Work required. Nothing in the data should change when you return it, but leave the pictures out.

Entries.
----------

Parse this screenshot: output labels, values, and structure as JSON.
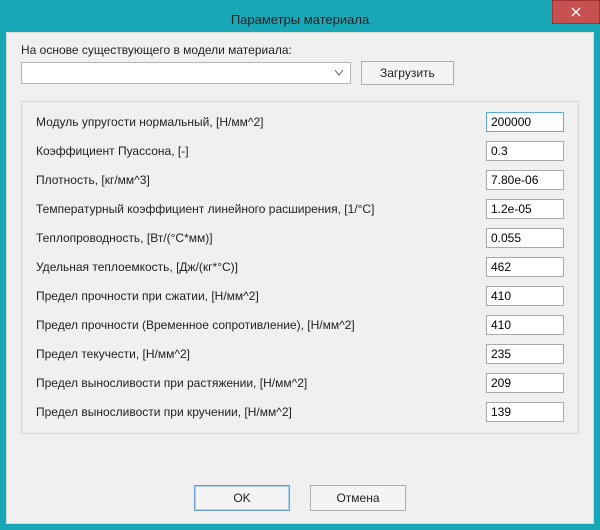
{
  "window": {
    "title": "Параметры материала"
  },
  "source": {
    "label": "На основе существующего в модели материала:",
    "selected": "",
    "load_button": "Загрузить"
  },
  "params": [
    {
      "label": "Модуль упругости нормальный, [Н/мм^2]",
      "value": "200000"
    },
    {
      "label": "Коэффициент Пуассона, [-]",
      "value": "0.3"
    },
    {
      "label": "Плотность, [кг/мм^3]",
      "value": "7.80e-06"
    },
    {
      "label": "Температурный коэффициент линейного расширения, [1/°C]",
      "value": "1.2e-05"
    },
    {
      "label": "Теплопроводность, [Вт/(°C*мм)]",
      "value": "0.055"
    },
    {
      "label": "Удельная теплоемкость, [Дж/(кг*°C)]",
      "value": "462"
    },
    {
      "label": "Предел прочности при сжатии, [Н/мм^2]",
      "value": "410"
    },
    {
      "label": "Предел прочности (Временное сопротивление), [Н/мм^2]",
      "value": "410"
    },
    {
      "label": "Предел текучести, [Н/мм^2]",
      "value": "235"
    },
    {
      "label": "Предел выносливости при растяжении, [Н/мм^2]",
      "value": "209"
    },
    {
      "label": "Предел выносливости при кручении, [Н/мм^2]",
      "value": "139"
    }
  ],
  "footer": {
    "ok": "OK",
    "cancel": "Отмена"
  }
}
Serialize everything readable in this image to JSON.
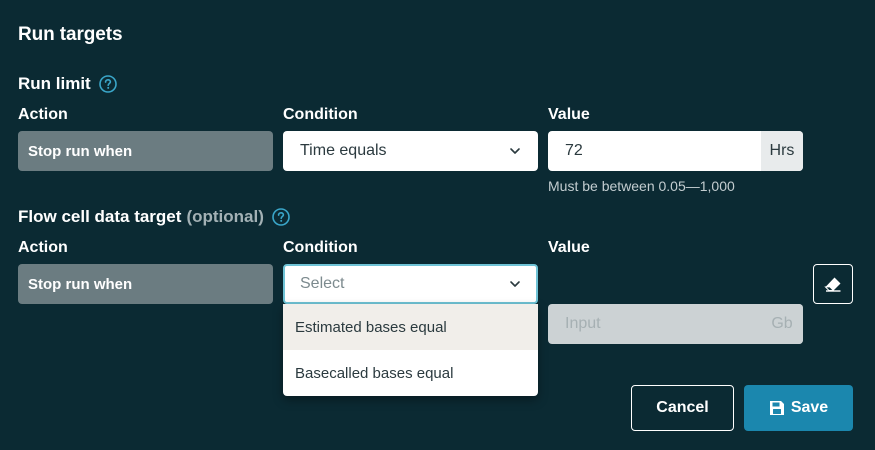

----------

The result.
Parse this screenshot: output labels, values, and structure as JSON.
{
  "window": {
    "title": "Параметры материала"
  },
  "source": {
    "label": "На основе существующего в модели материала:",
    "selected": "",
    "load_button": "Загрузить"
  },
  "params": [
    {
      "label": "Модуль упругости нормальный, [Н/мм^2]",
      "value": "200000"
    },
    {
      "label": "Коэффициент Пуассона, [-]",
      "value": "0.3"
    },
    {
      "label": "Плотность, [кг/мм^3]",
      "value": "7.80e-06"
    },
    {
      "label": "Температурный коэффициент линейного расширения, [1/°C]",
      "value": "1.2e-05"
    },
    {
      "label": "Теплопроводность, [Вт/(°C*мм)]",
      "value": "0.055"
    },
    {
      "label": "Удельная теплоемкость, [Дж/(кг*°C)]",
      "value": "462"
    },
    {
      "label": "Предел прочности при сжатии, [Н/мм^2]",
      "value": "410"
    },
    {
      "label": "Предел прочности (Временное сопротивление), [Н/мм^2]",
      "value": "410"
    },
    {
      "label": "Предел текучести, [Н/мм^2]",
      "value": "235"
    },
    {
      "label": "Предел выносливости при растяжении, [Н/мм^2]",
      "value": "209"
    },
    {
      "label": "Предел выносливости при кручении, [Н/мм^2]",
      "value": "139"
    }
  ],
  "footer": {
    "ok": "OK",
    "cancel": "Отмена"
  }
}
Serialize everything readable in this image to JSON.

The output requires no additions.